WHAT YOU HAVE TO DO:
Search the records for "purple" and copy each line that holds it.

DATA TO PROCESS:
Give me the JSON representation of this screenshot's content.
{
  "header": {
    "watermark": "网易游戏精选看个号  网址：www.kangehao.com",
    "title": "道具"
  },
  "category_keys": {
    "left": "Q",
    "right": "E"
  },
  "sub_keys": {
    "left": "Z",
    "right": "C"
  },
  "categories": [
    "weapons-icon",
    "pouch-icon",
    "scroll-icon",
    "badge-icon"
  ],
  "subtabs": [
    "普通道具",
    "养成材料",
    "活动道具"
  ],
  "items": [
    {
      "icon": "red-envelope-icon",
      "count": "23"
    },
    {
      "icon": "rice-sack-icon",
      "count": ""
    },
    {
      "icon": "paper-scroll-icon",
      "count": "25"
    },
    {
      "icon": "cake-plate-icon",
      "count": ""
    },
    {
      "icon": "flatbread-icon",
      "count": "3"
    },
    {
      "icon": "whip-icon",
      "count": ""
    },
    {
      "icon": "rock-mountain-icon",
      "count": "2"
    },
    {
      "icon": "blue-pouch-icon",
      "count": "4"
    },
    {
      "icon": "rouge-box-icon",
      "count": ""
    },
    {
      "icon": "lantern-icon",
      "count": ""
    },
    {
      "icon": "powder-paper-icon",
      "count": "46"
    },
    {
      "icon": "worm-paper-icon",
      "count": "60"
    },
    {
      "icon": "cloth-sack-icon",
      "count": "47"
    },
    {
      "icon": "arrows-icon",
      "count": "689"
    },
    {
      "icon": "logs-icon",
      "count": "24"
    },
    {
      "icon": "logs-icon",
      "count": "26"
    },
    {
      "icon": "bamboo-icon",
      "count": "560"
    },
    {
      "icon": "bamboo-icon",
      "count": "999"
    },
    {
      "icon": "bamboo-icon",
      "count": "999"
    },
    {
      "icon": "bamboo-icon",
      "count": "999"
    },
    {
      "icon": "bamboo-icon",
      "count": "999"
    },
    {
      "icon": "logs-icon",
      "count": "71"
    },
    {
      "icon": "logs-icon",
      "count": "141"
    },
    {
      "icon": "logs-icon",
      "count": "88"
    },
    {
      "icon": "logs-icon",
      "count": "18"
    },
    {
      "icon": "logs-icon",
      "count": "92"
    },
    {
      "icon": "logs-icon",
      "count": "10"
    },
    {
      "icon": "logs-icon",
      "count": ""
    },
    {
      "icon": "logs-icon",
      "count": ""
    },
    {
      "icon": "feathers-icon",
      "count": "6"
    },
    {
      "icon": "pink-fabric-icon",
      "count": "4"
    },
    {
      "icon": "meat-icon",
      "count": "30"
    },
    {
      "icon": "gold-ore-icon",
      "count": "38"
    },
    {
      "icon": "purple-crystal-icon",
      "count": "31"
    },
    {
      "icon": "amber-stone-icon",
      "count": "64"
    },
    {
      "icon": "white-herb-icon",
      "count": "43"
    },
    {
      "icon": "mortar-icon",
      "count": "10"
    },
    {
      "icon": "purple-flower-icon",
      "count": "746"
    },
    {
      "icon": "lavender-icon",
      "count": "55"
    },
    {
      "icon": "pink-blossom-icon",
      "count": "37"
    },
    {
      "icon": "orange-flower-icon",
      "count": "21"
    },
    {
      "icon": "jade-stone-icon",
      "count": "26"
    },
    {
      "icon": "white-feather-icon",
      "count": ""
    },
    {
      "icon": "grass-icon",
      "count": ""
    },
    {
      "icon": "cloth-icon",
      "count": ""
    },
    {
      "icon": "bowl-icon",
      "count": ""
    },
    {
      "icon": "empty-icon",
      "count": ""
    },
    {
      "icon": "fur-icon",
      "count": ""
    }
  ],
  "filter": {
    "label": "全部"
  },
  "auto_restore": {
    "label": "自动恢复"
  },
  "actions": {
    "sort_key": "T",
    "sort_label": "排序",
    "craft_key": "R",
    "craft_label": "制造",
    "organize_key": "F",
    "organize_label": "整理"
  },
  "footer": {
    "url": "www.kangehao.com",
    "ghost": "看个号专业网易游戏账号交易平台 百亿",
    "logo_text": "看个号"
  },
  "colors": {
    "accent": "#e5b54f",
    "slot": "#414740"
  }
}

THE ANSWER:
      "icon": "purple-crystal-icon",
      "icon": "purple-flower-icon",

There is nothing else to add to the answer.